## The exercise
Lift out each line of the data that holds "ucznia".
======== Records to use ========
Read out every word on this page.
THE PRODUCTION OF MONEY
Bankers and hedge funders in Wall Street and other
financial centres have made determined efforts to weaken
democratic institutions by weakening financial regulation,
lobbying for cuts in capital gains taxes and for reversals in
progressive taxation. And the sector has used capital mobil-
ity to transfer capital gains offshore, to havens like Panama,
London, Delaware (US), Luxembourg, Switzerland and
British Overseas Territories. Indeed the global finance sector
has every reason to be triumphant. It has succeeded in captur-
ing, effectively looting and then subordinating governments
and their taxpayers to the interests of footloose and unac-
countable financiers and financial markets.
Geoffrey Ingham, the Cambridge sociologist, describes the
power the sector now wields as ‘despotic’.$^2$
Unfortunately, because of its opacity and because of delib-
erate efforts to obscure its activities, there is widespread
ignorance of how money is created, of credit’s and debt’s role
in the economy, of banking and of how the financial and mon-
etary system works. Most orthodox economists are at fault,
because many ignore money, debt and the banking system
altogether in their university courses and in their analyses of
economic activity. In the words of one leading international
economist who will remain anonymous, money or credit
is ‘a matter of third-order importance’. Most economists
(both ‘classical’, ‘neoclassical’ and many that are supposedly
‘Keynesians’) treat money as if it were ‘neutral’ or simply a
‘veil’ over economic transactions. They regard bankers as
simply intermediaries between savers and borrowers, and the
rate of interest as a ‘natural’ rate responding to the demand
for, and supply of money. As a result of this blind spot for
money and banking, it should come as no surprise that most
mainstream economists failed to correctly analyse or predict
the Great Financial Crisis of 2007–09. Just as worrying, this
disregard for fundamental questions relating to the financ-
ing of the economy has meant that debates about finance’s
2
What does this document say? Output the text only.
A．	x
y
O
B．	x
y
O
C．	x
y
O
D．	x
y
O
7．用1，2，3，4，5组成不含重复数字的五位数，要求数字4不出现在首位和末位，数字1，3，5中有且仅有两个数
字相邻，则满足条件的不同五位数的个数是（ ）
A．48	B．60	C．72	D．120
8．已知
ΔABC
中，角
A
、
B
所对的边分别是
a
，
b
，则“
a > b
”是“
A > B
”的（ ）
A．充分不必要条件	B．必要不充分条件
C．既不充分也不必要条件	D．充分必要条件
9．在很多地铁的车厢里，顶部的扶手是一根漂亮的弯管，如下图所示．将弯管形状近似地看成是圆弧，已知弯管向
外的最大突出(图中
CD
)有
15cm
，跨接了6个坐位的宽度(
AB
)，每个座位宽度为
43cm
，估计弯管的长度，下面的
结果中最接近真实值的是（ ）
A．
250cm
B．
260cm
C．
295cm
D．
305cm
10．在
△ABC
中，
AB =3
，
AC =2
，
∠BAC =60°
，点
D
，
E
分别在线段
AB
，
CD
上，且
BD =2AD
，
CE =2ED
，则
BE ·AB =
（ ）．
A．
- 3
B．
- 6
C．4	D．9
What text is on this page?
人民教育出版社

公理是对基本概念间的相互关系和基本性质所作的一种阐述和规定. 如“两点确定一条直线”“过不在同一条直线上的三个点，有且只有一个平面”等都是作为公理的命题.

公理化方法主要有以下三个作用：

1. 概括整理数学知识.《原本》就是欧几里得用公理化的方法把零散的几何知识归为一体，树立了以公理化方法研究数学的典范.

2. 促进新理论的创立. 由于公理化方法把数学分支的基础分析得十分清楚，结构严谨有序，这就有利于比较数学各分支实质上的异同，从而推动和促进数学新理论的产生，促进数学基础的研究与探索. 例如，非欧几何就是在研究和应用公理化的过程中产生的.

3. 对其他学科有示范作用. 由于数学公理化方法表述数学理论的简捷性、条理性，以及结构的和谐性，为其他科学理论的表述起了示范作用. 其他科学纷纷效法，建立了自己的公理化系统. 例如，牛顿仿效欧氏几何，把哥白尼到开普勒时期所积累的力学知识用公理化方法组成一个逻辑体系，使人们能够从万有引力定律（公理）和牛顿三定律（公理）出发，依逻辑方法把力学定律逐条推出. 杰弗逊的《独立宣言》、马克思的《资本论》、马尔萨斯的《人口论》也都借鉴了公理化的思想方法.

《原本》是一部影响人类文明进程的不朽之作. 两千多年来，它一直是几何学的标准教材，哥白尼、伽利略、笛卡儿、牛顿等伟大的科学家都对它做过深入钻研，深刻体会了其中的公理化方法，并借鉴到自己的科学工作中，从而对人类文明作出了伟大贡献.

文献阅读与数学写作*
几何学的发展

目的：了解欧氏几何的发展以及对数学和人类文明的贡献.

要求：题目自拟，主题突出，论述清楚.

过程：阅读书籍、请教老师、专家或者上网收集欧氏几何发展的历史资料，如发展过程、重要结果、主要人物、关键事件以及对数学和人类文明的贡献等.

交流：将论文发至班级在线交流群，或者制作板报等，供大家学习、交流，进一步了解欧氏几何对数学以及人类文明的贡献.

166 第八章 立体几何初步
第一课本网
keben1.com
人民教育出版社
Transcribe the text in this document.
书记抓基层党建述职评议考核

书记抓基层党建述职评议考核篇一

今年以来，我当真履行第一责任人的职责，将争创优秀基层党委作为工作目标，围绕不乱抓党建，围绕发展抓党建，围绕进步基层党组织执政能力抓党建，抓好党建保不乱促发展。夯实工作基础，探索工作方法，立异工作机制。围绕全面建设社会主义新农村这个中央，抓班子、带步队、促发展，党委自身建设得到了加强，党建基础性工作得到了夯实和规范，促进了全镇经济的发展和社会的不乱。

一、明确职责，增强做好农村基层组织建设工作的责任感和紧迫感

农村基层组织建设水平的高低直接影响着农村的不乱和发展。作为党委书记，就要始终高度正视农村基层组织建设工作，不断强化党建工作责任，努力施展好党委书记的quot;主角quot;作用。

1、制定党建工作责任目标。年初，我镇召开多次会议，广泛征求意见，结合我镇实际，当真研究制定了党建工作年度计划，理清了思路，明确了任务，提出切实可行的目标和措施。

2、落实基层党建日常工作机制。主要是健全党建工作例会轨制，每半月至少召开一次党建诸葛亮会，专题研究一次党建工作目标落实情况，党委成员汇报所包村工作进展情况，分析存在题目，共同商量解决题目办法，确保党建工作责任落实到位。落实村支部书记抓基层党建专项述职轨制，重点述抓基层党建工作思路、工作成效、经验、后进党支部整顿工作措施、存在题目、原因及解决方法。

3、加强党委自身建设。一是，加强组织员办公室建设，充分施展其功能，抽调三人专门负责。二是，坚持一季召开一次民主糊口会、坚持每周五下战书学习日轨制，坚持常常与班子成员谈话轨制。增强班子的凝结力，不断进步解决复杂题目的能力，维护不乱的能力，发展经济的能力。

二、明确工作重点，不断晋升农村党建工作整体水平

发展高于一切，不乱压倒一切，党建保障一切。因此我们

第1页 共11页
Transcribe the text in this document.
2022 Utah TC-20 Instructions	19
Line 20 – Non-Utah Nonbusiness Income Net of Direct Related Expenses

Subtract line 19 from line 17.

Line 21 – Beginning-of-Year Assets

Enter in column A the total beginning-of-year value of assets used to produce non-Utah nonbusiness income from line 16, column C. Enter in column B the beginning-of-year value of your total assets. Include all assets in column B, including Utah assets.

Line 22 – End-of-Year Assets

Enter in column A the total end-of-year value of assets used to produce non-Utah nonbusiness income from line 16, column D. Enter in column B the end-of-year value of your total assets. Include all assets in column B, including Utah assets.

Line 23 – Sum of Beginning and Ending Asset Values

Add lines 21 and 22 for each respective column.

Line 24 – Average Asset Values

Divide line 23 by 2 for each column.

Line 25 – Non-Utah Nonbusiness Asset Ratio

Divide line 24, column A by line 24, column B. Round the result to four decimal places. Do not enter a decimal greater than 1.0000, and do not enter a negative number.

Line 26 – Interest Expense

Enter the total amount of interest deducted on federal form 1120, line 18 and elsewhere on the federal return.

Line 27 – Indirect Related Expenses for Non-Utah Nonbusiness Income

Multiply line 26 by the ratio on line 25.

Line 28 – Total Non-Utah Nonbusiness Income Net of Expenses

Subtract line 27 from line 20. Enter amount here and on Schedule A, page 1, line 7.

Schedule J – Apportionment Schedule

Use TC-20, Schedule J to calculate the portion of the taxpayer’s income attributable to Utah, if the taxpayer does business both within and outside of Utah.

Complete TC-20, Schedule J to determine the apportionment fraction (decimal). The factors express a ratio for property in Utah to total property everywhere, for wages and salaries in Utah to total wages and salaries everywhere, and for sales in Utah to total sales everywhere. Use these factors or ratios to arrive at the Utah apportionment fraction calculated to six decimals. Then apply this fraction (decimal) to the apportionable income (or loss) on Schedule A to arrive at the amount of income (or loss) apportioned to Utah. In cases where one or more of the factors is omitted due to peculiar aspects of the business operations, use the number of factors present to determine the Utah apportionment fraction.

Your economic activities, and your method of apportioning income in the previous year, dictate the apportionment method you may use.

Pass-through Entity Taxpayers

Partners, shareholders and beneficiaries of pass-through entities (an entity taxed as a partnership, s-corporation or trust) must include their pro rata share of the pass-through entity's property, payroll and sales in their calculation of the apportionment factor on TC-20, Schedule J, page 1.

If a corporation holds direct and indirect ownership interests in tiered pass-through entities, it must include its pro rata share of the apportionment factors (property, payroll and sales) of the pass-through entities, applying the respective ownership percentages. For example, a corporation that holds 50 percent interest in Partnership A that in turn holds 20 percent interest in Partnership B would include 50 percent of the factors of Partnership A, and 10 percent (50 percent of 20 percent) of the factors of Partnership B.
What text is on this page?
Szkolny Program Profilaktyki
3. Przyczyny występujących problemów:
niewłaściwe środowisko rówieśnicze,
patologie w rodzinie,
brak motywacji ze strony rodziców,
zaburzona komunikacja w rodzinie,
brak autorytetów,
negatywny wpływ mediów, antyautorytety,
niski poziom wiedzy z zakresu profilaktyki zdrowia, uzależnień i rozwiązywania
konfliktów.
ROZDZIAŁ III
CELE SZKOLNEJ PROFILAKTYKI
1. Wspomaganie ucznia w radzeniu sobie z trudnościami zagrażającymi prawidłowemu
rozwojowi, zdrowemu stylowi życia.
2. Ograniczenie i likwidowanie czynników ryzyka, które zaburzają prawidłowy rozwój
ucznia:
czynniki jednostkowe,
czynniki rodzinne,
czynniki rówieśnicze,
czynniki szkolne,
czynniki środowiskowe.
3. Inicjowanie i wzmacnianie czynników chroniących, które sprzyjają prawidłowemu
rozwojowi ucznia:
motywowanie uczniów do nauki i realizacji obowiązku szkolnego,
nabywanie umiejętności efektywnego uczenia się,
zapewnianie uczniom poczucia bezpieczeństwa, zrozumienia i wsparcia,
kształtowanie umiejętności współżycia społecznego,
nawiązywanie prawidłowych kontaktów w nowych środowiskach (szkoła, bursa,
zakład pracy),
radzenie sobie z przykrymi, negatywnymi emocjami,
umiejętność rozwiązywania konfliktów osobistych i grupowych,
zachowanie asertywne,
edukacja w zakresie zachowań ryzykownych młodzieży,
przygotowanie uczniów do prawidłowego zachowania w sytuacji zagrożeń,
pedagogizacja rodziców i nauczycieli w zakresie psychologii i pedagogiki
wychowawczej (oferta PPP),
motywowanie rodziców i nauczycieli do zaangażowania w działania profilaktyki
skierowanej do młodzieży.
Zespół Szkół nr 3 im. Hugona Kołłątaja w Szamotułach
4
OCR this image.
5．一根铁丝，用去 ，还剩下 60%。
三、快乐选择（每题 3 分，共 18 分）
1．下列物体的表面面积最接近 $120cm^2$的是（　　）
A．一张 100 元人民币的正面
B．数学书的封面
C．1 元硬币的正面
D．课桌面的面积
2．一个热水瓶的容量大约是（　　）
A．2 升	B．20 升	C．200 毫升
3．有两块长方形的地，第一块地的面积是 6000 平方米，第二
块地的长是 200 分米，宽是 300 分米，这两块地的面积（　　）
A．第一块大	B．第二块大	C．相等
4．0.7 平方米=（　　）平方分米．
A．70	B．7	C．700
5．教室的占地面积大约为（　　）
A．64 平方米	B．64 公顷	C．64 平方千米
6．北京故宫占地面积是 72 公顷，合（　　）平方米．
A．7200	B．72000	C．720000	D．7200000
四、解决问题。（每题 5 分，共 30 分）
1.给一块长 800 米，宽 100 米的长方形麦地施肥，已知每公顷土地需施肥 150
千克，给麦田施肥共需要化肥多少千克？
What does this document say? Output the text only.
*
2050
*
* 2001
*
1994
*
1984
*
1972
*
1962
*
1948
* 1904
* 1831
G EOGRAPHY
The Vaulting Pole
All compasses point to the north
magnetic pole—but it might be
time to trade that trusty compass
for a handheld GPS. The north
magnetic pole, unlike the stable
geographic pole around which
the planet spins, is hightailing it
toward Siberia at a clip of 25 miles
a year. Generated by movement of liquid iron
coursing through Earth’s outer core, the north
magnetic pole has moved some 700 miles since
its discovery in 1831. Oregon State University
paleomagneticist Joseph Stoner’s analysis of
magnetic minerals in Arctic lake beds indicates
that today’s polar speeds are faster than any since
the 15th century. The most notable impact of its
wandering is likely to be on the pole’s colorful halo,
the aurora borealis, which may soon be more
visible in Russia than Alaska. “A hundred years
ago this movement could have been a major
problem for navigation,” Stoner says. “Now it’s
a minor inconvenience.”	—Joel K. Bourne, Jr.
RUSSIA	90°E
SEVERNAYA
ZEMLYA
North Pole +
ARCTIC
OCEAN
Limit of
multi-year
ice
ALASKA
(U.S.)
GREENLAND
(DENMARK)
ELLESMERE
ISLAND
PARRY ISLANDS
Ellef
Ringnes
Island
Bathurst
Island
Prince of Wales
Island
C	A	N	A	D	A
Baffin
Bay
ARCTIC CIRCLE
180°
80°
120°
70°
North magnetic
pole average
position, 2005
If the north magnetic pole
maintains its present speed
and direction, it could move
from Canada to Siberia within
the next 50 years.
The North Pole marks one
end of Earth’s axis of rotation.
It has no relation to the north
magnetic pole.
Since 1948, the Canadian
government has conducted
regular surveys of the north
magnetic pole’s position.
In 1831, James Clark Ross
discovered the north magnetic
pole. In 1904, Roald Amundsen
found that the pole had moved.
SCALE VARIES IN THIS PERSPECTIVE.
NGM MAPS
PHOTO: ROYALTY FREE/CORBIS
========
## Exercise solution
1. Wspomaganie ucznia w radzeniu sobie z trudnościami zagrażającymi prawidłowemu
ucznia:
rozwojowi ucznia:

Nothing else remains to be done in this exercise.